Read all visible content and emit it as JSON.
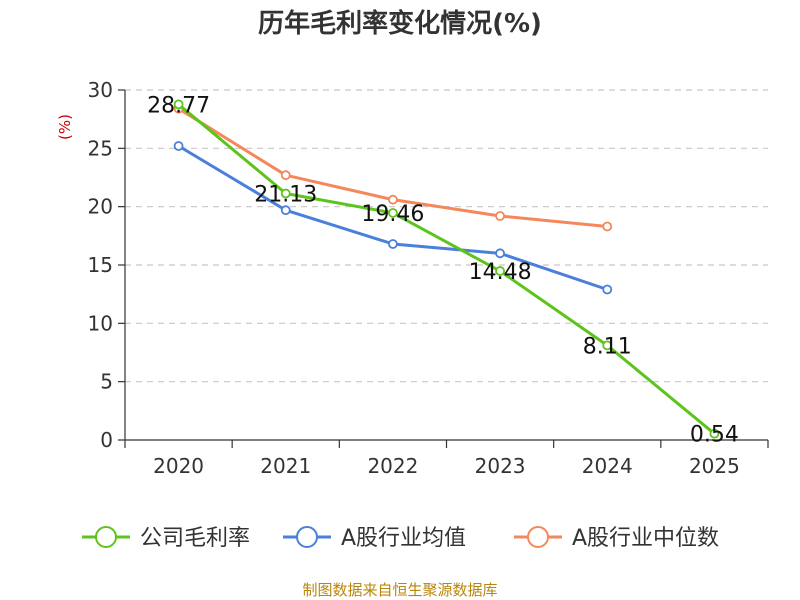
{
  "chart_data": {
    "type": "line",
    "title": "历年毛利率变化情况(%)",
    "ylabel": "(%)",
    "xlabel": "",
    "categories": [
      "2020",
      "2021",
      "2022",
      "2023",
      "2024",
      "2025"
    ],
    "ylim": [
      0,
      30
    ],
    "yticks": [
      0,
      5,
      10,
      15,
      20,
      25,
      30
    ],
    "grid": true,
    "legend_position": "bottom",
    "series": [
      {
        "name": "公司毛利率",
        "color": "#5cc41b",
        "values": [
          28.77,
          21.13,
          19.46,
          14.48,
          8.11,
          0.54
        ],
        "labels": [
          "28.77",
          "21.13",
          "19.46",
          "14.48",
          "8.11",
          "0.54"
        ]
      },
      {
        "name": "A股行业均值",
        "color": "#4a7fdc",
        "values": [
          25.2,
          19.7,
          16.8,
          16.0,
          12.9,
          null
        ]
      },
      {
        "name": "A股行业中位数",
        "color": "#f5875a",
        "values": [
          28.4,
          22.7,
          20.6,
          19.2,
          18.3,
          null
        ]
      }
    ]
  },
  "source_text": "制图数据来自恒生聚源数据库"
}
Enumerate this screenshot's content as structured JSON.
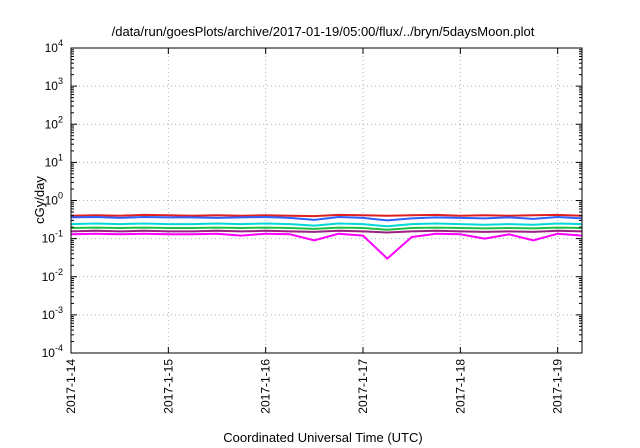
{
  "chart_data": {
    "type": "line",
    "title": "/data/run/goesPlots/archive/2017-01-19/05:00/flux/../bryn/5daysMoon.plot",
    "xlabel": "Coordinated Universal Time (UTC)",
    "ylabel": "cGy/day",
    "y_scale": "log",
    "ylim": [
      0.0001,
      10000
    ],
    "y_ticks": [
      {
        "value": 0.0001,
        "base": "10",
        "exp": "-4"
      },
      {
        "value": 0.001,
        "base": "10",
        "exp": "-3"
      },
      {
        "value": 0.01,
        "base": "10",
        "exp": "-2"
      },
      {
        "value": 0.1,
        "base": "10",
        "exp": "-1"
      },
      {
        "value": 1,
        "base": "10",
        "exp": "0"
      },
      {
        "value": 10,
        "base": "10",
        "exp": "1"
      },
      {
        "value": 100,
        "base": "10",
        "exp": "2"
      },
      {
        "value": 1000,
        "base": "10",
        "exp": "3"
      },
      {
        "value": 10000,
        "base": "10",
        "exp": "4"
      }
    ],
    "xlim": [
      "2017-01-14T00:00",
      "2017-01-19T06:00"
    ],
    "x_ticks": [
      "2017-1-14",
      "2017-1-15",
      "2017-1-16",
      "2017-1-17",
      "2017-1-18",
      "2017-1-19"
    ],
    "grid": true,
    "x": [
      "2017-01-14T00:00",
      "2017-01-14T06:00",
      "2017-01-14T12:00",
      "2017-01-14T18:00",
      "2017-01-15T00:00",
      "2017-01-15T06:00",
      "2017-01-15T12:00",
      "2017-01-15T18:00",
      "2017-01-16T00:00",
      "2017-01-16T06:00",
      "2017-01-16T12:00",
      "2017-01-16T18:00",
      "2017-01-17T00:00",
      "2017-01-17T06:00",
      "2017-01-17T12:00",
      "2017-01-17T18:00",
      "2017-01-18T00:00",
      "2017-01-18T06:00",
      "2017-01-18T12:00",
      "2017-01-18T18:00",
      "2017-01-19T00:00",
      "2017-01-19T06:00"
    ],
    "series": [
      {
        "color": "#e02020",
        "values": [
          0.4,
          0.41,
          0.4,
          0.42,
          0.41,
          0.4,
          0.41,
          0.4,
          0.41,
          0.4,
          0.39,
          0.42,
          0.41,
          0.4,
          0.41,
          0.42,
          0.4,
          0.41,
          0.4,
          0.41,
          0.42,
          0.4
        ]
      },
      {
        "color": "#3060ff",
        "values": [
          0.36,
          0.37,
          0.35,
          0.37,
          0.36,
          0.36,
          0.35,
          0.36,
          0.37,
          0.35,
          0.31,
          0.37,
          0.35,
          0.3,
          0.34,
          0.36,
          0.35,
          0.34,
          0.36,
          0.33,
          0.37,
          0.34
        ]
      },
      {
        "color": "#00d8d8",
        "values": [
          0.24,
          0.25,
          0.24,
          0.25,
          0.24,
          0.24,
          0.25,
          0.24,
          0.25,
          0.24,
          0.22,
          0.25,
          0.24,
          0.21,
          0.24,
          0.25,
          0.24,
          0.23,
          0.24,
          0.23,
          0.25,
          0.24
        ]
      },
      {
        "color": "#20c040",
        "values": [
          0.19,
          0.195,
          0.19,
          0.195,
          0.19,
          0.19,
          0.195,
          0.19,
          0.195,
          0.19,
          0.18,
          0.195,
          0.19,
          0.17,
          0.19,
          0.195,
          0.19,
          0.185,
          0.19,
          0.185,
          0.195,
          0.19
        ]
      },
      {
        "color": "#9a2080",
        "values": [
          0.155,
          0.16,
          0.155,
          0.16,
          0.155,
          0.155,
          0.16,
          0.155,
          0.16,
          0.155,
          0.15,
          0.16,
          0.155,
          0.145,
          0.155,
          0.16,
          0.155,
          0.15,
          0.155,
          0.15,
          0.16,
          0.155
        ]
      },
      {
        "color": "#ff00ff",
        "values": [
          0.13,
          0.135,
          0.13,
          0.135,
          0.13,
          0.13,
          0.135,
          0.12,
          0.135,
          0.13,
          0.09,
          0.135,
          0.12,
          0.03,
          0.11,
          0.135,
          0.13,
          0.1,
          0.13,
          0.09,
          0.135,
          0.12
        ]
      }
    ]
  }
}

====================

Pull every line containing the word "name" out of the material and copy it.

        "name": "公司毛利率",
        "name": "A股行业均值",
        "name": "A股行业中位数",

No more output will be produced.